REQUIREMENT
Locate each line with the string "content" in the listing below and copy it.

GIVEN ENTRIES
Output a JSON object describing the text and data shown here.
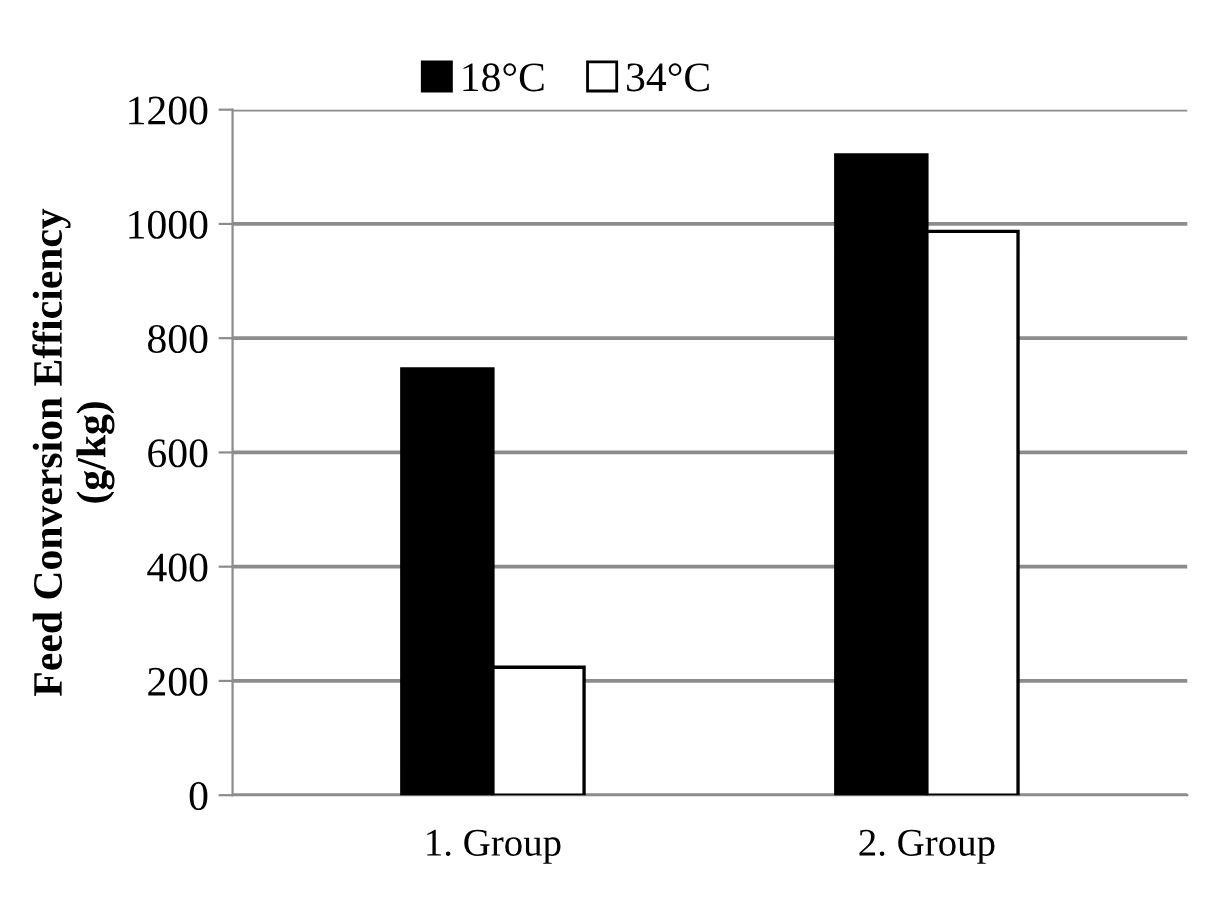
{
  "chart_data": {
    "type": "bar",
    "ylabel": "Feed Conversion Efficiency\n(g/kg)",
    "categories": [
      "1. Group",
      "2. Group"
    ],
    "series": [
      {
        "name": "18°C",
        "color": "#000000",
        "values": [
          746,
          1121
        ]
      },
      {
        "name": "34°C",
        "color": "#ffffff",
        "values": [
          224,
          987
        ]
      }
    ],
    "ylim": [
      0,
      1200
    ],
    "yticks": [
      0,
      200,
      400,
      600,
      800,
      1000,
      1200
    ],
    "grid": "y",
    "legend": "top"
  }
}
--
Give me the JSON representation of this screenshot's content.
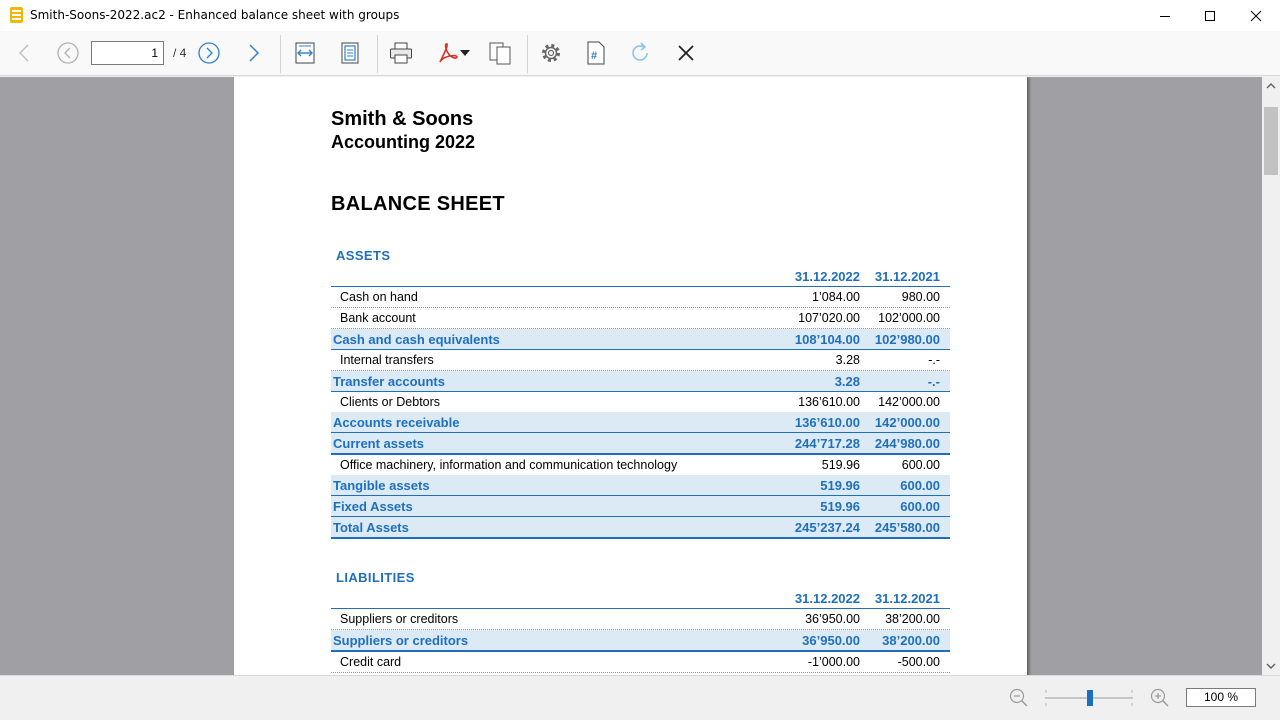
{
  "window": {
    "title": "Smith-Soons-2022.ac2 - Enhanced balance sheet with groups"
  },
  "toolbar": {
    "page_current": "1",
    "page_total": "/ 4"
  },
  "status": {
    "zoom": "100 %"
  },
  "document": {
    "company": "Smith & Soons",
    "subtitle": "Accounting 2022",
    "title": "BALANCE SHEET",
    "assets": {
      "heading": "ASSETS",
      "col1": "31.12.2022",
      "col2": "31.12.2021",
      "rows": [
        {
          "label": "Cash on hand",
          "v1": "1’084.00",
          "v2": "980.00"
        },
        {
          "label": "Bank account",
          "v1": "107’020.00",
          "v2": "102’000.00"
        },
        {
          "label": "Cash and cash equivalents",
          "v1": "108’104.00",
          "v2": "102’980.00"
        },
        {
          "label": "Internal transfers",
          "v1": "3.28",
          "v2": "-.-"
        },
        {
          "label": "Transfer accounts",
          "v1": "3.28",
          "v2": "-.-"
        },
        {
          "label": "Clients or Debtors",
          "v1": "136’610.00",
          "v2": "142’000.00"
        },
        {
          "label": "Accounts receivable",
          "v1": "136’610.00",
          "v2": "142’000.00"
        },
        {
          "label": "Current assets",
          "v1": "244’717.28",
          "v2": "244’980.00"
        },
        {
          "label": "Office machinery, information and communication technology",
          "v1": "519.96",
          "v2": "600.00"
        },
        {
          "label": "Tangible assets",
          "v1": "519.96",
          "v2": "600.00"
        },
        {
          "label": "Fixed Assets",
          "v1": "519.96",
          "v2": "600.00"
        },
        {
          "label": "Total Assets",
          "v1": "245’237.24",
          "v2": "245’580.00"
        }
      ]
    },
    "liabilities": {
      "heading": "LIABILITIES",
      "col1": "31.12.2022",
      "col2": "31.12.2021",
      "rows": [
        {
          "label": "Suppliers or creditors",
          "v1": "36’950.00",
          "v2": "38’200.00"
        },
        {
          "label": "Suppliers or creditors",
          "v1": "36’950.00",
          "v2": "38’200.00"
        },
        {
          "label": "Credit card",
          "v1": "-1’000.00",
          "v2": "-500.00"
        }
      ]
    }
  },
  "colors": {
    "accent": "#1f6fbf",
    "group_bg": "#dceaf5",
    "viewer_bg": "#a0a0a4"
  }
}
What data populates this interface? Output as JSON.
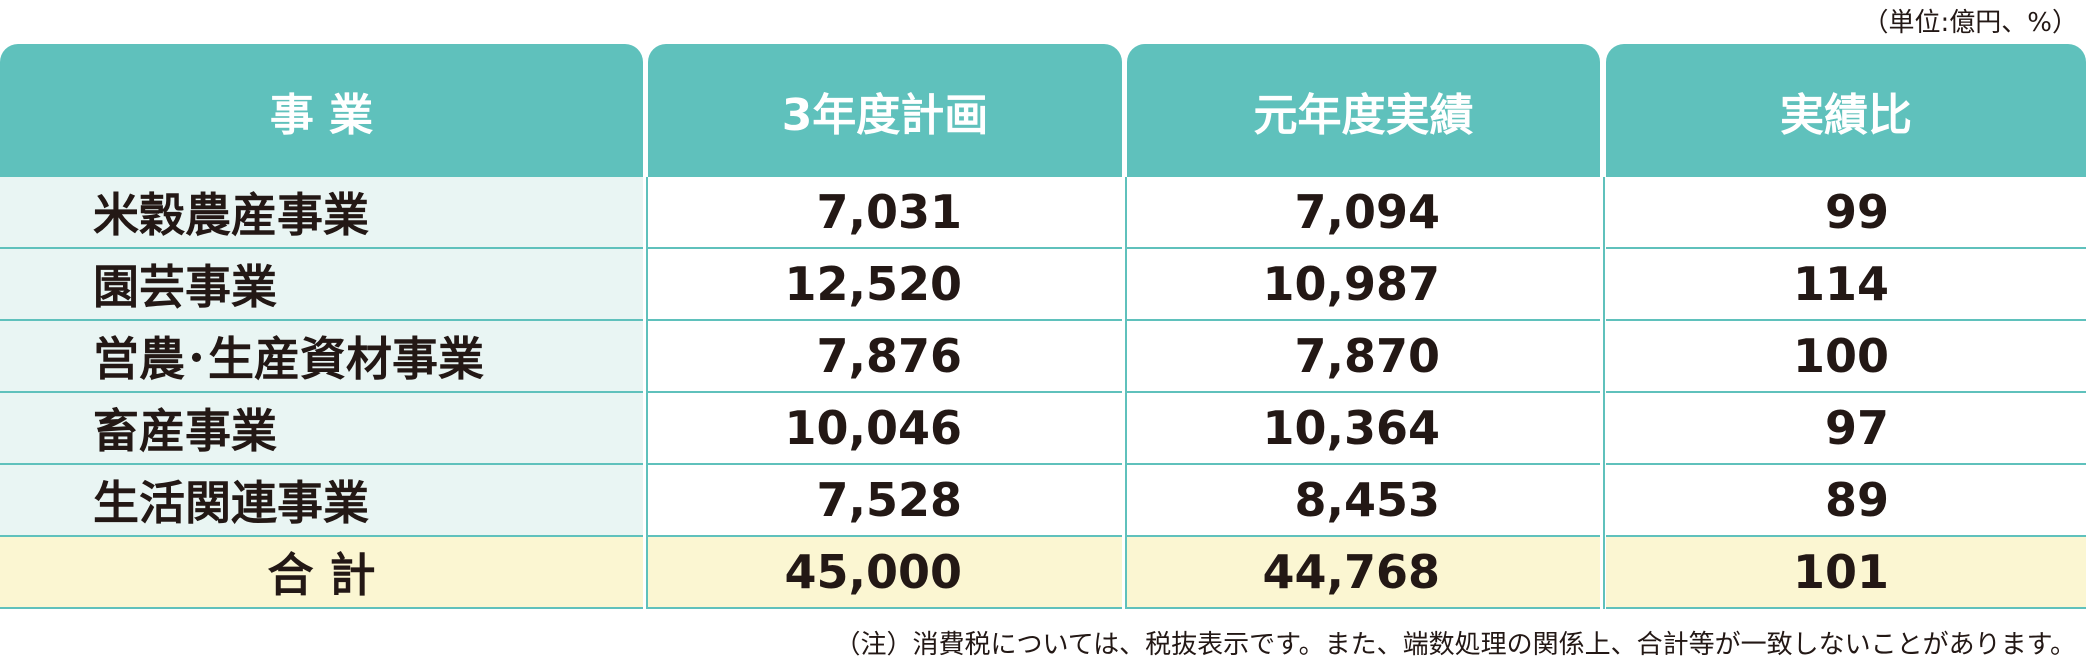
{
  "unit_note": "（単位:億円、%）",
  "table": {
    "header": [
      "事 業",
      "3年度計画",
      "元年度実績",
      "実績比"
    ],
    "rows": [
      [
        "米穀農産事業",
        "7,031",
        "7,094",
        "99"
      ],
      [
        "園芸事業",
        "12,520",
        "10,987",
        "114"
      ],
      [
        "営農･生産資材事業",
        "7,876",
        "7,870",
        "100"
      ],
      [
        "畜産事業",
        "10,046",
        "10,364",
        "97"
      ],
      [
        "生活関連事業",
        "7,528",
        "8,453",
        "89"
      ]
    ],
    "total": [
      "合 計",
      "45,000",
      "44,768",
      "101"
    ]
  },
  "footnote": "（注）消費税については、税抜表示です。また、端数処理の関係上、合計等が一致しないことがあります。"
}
---
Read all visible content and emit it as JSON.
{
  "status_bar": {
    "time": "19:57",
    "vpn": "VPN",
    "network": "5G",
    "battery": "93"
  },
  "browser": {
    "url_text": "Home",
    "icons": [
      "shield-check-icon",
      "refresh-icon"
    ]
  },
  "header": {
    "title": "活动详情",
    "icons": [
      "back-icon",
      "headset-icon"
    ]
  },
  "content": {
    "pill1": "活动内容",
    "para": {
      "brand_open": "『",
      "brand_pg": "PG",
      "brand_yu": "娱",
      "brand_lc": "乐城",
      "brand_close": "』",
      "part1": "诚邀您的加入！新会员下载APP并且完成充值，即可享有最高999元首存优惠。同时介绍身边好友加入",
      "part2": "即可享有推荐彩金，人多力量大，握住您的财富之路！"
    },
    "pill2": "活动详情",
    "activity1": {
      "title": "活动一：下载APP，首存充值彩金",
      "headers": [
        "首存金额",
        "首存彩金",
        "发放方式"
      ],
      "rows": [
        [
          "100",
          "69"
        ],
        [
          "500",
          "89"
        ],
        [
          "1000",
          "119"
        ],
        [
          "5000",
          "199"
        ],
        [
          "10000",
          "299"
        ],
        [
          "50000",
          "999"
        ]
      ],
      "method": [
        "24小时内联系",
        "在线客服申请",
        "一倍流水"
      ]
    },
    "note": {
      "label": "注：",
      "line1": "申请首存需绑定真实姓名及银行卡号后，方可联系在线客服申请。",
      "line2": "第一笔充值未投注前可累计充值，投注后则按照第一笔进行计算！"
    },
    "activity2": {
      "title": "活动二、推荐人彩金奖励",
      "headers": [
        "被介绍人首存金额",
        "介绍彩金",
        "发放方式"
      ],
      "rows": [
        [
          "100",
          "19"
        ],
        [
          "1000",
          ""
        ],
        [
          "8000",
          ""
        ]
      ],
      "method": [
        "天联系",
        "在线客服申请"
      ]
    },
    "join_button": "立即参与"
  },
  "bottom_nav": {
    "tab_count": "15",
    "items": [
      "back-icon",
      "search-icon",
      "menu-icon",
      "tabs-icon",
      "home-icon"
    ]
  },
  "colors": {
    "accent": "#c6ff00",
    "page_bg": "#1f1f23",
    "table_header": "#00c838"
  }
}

ANSWER TO THIS TASK
Give me the JSON representation of this screenshot's content.
Read all visible content and emit it as JSON.
  "content": {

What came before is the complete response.